- Given task:
Copy all lines below containing "Обменово".

- Dataset content:
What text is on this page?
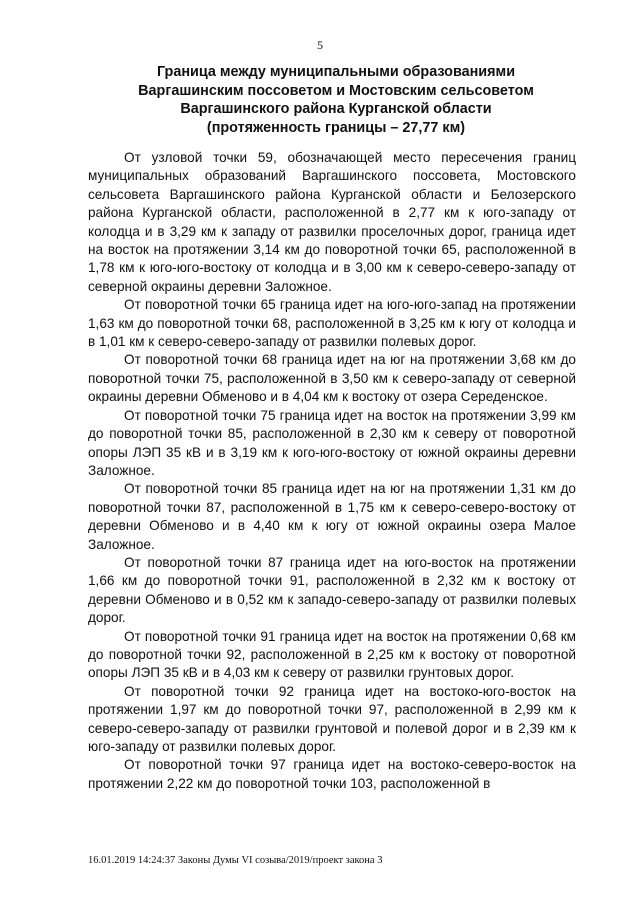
5
Граница между муниципальными образованиями
Варгашинским поссоветом и Мостовским сельсоветом
Варгашинского района Курганской области
(протяженность границы – 27,77 км)

От узловой точки 59, обозначающей место пересечения границ муниципальных образований Варгашинского поссовета, Мостовского сельсовета Варгашинского района Курганской области и Белозерского района Курганской области, расположенной в 2,77 км к юго-западу от колодца и в 3,29 км к западу от развилки проселочных дорог, граница идет на восток на протяжении 3,14 км до поворотной точки 65, расположенной в 1,78 км к юго-юго-востоку от колодца и в 3,00 км к северо-северо-западу от северной окраины деревни Заложное.

От поворотной точки 65 граница идет на юго-юго-запад на протяжении 1,63 км до поворотной точки 68, расположенной в 3,25 км к югу от колодца и в 1,01 км к северо-северо-западу от развилки полевых дорог.

От поворотной точки 68 граница идет на юг на протяжении 3,68 км до поворотной точки 75, расположенной в 3,50 км к северо-западу от северной окраины деревни Обменово и в 4,04 км к востоку от озера Середенское.

От поворотной точки 75 граница идет на восток на протяжении 3,99 км до поворотной точки 85, расположенной в 2,30 км к северу от поворотной опоры ЛЭП 35 кВ и в 3,19 км к юго-юго-востоку от южной окраины деревни Заложное.

От поворотной точки 85 граница идет на юг на протяжении 1,31 км до поворотной точки 87, расположенной в 1,75 км к северо-северо-востоку от деревни Обменово и в 4,40 км к югу от южной окраины озера Малое Заложное.

От поворотной точки 87 граница идет на юго-восток на протяжении 1,66 км до поворотной точки 91, расположенной в 2,32 км к востоку от деревни Обменово и в 0,52 км к западо-северо-западу от развилки полевых дорог.

От поворотной точки 91 граница идет на восток на протяжении 0,68 км до поворотной точки 92, расположенной в 2,25 км к востоку от поворотной опоры ЛЭП 35 кВ и в 4,03 км к северу от развилки грунтовых дорог.

От поворотной точки 92 граница идет на востоко-юго-восток на протяжении 1,97 км до поворотной точки 97, расположенной в 2,99 км к северо-северо-западу от развилки грунтовой и полевой дорог и в 2,39 км к юго-западу от развилки полевых дорог.

От поворотной точки 97 граница идет на востоко-северо-восток на протяжении 2,22 км до поворотной точки 103, расположенной в

16.01.2019 14:24:37 Законы Думы VI созыва/2019/проект закона 3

- Response below:
От поворотной точки 68 граница идет на юг на протяжении 3,68 км до поворотной точки 75, расположенной в 3,50 км к северо-западу от северной окраины деревни Обменово и в 4,04 км к востоку от озера Середенское.
От поворотной точки 85 граница идет на юг на протяжении 1,31 км до поворотной точки 87, расположенной в 1,75 км к северо-северо-востоку от деревни Обменово и в 4,40 км к югу от южной окраины озера Малое Заложное.
От поворотной точки 87 граница идет на юго-восток на протяжении 1,66 км до поворотной точки 91, расположенной в 2,32 км к востоку от деревни Обменово и в 0,52 км к западо-северо-западу от развилки полевых дорог.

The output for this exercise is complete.